Data supplied =
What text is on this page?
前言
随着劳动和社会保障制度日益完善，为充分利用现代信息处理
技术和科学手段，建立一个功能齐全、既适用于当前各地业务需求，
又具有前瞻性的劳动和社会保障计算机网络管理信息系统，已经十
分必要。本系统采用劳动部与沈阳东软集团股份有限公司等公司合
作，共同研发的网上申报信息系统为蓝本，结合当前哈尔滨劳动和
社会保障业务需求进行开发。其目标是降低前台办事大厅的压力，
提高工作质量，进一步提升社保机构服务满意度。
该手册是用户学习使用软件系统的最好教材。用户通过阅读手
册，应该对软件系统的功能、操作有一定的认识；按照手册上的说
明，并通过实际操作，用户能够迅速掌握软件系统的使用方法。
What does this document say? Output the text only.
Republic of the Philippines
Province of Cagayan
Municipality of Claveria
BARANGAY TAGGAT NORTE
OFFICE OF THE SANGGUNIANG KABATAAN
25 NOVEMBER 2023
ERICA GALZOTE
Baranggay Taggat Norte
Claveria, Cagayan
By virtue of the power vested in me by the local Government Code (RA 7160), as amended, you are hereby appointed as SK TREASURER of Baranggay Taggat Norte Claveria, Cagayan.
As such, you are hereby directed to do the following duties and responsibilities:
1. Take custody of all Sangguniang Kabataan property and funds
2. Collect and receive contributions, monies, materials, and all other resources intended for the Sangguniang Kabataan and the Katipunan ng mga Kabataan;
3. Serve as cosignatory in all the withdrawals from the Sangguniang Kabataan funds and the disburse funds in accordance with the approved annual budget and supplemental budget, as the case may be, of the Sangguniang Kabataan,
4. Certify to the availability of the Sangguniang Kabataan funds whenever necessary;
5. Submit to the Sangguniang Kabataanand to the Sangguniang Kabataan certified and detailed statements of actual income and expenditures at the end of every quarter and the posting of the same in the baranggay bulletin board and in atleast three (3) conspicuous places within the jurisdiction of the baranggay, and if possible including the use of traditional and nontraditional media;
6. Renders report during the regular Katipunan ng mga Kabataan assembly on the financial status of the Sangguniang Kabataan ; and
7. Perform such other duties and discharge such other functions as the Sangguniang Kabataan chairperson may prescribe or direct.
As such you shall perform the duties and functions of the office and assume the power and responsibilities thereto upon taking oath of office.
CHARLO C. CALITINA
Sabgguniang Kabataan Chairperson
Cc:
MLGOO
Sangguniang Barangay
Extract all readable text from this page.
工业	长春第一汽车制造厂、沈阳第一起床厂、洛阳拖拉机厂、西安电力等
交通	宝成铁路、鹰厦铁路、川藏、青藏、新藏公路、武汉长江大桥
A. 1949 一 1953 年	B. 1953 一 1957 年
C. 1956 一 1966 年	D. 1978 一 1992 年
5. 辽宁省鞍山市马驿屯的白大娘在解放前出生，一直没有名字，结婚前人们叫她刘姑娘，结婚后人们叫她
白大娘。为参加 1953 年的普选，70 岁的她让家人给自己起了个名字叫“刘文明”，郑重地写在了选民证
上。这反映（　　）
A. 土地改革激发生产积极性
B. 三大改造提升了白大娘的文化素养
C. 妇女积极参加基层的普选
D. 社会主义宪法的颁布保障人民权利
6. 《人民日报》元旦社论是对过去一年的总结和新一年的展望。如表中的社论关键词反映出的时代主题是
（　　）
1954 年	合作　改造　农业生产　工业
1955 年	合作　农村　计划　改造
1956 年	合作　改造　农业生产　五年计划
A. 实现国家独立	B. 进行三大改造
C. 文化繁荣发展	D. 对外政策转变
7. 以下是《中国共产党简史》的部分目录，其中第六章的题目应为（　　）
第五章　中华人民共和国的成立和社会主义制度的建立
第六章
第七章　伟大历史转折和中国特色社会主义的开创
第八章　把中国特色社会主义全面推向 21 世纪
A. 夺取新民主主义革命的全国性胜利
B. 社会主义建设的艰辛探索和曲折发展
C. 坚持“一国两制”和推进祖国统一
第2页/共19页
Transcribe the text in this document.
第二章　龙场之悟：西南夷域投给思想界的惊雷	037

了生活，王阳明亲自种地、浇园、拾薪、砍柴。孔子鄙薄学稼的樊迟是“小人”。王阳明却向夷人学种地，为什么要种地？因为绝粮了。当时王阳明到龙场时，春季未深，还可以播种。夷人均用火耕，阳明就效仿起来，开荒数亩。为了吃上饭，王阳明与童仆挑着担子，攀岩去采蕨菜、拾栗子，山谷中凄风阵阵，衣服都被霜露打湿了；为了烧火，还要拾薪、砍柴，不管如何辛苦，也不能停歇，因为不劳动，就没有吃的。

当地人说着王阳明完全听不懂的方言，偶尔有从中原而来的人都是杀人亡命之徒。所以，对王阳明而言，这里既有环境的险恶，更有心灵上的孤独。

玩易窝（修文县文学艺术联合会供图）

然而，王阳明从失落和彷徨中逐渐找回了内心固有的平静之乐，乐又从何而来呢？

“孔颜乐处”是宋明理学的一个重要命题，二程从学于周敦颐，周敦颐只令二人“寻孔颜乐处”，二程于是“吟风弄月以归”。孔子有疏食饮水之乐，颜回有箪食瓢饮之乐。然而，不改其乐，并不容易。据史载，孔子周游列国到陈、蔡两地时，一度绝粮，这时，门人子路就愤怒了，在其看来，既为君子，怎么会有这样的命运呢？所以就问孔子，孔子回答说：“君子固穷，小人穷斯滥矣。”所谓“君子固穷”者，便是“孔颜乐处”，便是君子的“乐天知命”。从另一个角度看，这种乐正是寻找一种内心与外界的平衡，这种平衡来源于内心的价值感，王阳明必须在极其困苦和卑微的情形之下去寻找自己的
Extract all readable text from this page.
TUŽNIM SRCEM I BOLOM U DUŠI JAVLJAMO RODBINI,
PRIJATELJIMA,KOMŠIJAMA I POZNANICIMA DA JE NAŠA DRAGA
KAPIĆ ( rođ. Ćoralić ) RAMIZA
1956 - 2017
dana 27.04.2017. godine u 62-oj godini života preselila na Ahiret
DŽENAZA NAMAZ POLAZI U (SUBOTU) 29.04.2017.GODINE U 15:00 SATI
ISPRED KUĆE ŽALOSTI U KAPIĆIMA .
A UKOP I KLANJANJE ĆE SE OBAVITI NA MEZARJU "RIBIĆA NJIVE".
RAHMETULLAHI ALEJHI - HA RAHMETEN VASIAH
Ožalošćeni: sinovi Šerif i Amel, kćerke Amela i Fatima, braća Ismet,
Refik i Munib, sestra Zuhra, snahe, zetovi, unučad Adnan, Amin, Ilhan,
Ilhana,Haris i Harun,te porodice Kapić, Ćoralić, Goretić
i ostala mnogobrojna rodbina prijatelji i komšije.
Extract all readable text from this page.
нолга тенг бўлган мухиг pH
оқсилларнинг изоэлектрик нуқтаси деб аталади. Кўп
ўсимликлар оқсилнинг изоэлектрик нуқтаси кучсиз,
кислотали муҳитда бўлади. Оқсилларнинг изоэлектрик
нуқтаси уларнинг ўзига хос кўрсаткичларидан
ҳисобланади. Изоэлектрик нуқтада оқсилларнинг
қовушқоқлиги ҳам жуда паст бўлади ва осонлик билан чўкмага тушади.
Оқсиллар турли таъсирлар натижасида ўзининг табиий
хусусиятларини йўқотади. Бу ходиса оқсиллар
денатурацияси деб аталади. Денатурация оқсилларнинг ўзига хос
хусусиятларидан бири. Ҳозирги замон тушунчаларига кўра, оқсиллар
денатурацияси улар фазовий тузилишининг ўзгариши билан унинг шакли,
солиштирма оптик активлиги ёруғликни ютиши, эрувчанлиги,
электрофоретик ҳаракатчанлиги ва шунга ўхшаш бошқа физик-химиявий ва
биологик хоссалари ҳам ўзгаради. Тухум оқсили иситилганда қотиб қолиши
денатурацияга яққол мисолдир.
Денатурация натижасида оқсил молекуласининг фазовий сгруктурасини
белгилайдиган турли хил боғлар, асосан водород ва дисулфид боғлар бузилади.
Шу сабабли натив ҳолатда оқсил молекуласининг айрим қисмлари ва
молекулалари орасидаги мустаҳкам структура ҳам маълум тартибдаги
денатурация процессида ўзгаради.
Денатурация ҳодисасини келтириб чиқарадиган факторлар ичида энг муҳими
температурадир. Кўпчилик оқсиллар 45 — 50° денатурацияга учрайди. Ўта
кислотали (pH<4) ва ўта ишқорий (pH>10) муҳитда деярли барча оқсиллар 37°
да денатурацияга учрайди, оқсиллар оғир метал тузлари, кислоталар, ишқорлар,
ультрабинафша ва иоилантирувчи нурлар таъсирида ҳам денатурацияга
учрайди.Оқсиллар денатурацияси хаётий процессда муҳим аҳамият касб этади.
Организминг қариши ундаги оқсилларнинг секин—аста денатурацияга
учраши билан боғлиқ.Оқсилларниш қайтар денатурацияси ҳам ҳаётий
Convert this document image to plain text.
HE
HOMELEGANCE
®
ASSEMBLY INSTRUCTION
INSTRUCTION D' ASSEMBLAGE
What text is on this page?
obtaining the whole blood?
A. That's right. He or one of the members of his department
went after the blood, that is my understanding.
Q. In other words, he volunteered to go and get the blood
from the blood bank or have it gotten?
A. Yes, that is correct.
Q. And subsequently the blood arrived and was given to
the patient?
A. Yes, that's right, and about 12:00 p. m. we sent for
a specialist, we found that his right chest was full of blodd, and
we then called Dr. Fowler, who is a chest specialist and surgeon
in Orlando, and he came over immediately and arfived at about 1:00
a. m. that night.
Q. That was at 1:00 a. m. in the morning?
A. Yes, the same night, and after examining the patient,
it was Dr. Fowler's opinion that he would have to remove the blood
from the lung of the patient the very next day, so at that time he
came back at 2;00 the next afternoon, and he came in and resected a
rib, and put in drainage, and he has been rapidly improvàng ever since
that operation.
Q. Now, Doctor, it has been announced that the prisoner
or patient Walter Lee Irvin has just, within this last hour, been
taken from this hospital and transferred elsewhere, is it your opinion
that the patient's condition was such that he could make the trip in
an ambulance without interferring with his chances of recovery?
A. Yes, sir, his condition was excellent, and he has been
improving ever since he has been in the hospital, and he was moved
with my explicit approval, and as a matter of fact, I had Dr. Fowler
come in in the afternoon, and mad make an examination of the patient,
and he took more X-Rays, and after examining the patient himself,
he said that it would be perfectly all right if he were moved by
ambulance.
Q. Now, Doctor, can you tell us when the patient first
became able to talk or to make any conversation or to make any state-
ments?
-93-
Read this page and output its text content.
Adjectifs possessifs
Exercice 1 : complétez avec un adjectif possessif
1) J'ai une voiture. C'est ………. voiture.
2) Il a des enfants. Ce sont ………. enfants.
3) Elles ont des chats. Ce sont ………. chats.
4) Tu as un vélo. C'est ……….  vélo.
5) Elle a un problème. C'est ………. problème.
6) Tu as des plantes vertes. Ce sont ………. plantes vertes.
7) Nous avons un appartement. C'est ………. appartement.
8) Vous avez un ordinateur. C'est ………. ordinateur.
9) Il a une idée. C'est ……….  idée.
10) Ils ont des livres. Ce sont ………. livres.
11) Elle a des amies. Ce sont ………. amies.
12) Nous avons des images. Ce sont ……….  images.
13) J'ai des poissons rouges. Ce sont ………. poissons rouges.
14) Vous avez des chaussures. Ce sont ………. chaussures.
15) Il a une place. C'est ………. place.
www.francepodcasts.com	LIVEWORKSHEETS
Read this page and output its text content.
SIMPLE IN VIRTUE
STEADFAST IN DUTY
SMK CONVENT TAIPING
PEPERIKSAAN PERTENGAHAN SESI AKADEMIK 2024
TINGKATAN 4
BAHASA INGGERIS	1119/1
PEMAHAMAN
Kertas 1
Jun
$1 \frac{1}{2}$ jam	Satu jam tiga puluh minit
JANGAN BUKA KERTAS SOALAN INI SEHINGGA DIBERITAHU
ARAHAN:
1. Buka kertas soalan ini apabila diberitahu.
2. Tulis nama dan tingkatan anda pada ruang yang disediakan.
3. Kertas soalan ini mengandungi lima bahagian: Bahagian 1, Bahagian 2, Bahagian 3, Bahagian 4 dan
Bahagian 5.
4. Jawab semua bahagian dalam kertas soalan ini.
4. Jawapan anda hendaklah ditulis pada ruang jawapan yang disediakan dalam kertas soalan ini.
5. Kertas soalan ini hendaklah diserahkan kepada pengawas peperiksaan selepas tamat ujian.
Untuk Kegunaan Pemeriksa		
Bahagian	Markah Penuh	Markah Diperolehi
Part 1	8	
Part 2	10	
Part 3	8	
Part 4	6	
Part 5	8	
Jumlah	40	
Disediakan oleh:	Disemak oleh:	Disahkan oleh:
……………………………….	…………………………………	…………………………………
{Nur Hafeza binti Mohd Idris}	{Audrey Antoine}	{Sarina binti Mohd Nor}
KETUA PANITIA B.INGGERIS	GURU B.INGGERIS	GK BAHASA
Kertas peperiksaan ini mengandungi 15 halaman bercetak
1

Your task =
Search the listing for the string "next". Copy each line where it turns up.

Solution =
from the lung of the patient the very next day, so at that time he
came back at 2;00 the next afternoon, and he came in and resected a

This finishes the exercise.